Begin Records for this exercise

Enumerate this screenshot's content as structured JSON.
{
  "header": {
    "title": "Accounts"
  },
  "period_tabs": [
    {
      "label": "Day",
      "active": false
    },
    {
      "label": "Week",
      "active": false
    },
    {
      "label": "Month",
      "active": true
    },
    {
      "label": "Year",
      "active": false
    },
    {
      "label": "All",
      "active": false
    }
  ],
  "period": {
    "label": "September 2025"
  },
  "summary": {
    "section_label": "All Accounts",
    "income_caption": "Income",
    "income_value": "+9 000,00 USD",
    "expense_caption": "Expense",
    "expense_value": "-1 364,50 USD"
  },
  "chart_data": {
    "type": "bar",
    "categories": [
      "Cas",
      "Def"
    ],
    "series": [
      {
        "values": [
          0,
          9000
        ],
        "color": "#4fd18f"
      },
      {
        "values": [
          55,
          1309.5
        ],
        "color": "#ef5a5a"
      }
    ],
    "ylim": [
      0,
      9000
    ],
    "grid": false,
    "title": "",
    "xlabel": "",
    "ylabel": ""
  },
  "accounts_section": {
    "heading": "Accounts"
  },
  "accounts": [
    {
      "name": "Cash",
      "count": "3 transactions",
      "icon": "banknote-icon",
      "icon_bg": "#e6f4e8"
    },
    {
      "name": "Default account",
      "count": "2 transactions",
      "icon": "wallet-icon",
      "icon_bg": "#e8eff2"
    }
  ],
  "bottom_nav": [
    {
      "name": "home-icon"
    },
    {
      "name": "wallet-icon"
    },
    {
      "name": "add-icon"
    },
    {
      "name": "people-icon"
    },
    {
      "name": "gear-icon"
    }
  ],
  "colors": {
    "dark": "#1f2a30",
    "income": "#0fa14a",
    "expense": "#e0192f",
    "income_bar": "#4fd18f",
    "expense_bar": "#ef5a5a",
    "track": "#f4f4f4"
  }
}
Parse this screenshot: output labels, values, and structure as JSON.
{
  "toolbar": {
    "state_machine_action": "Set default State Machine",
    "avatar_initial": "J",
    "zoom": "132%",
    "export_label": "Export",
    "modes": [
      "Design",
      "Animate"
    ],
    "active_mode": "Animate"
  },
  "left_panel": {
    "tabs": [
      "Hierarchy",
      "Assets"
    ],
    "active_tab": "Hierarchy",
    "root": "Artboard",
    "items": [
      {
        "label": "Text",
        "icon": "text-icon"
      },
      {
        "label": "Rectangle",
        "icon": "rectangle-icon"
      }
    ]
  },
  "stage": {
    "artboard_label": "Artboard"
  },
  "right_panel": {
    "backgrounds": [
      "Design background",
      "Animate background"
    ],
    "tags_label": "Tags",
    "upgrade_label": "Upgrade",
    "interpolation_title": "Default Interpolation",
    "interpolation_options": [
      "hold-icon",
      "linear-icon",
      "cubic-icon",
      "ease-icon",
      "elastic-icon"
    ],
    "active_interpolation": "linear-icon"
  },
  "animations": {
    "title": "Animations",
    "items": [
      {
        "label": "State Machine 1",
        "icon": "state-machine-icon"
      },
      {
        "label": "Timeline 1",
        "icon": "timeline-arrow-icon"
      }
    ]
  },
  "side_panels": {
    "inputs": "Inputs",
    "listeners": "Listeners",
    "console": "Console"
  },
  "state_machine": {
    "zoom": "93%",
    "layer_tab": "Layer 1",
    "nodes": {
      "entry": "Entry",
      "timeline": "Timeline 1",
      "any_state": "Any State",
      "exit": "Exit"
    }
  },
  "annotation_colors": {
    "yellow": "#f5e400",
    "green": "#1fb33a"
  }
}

End Records for this exercise

**Goal of the exercise**
Restate the whole listing exactly, leaving out nothing.

**Solved problem**
Enumerate this screenshot's content as structured JSON.
{
  "header": {
    "title": "Accounts"
  },
  "period_tabs": [
    {
      "label": "Day",
      "active": false
    },
    {
      "label": "Week",
      "active": false
    },
    {
      "label": "Month",
      "active": true
    },
    {
      "label": "Year",
      "active": false
    },
    {
      "label": "All",
      "active": false
    }
  ],
  "period": {
    "label": "September 2025"
  },
  "summary": {
    "section_label": "All Accounts",
    "income_caption": "Income",
    "income_value": "+9 000,00 USD",
    "expense_caption": "Expense",
    "expense_value": "-1 364,50 USD"
  },
  "chart_data": {
    "type": "bar",
    "categories": [
      "Cas",
      "Def"
    ],
    "series": [
      {
        "values": [
          0,
          9000
        ],
        "color": "#4fd18f"
      },
      {
        "values": [
          55,
          1309.5
        ],
        "color": "#ef5a5a"
      }
    ],
    "ylim": [
      0,
      9000
    ],
    "grid": false,
    "title": "",
    "xlabel": "",
    "ylabel": ""
  },
  "accounts_section": {
    "heading": "Accounts"
  },
  "accounts": [
    {
      "name": "Cash",
      "count": "3 transactions",
      "icon": "banknote-icon",
      "icon_bg": "#e6f4e8"
    },
    {
      "name": "Default account",
      "count": "2 transactions",
      "icon": "wallet-icon",
      "icon_bg": "#e8eff2"
    }
  ],
  "bottom_nav": [
    {
      "name": "home-icon"
    },
    {
      "name": "wallet-icon"
    },
    {
      "name": "add-icon"
    },
    {
      "name": "people-icon"
    },
    {
      "name": "gear-icon"
    }
  ],
  "colors": {
    "dark": "#1f2a30",
    "income": "#0fa14a",
    "expense": "#e0192f",
    "income_bar": "#4fd18f",
    "expense_bar": "#ef5a5a",
    "track": "#f4f4f4"
  }
}
Parse this screenshot: output labels, values, and structure as JSON.
{
  "toolbar": {
    "state_machine_action": "Set default State Machine",
    "avatar_initial": "J",
    "zoom": "132%",
    "export_label": "Export",
    "modes": [
      "Design",
      "Animate"
    ],
    "active_mode": "Animate"
  },
  "left_panel": {
    "tabs": [
      "Hierarchy",
      "Assets"
    ],
    "active_tab": "Hierarchy",
    "root": "Artboard",
    "items": [
      {
        "label": "Text",
        "icon": "text-icon"
      },
      {
        "label": "Rectangle",
        "icon": "rectangle-icon"
      }
    ]
  },
  "stage": {
    "artboard_label": "Artboard"
  },
  "right_panel": {
    "backgrounds": [
      "Design background",
      "Animate background"
    ],
    "tags_label": "Tags",
    "upgrade_label": "Upgrade",
    "interpolation_title": "Default Interpolation",
    "interpolation_options": [
      "hold-icon",
      "linear-icon",
      "cubic-icon",
      "ease-icon",
      "elastic-icon"
    ],
    "active_interpolation": "linear-icon"
  },
  "animations": {
    "title": "Animations",
    "items": [
      {
        "label": "State Machine 1",
        "icon": "state-machine-icon"
      },
      {
        "label": "Timeline 1",
        "icon": "timeline-arrow-icon"
      }
    ]
  },
  "side_panels": {
    "inputs": "Inputs",
    "listeners": "Listeners",
    "console": "Console"
  },
  "state_machine": {
    "zoom": "93%",
    "layer_tab": "Layer 1",
    "nodes": {
      "entry": "Entry",
      "timeline": "Timeline 1",
      "any_state": "Any State",
      "exit": "Exit"
    }
  },
  "annotation_colors": {
    "yellow": "#f5e400",
    "green": "#1fb33a"
  }
}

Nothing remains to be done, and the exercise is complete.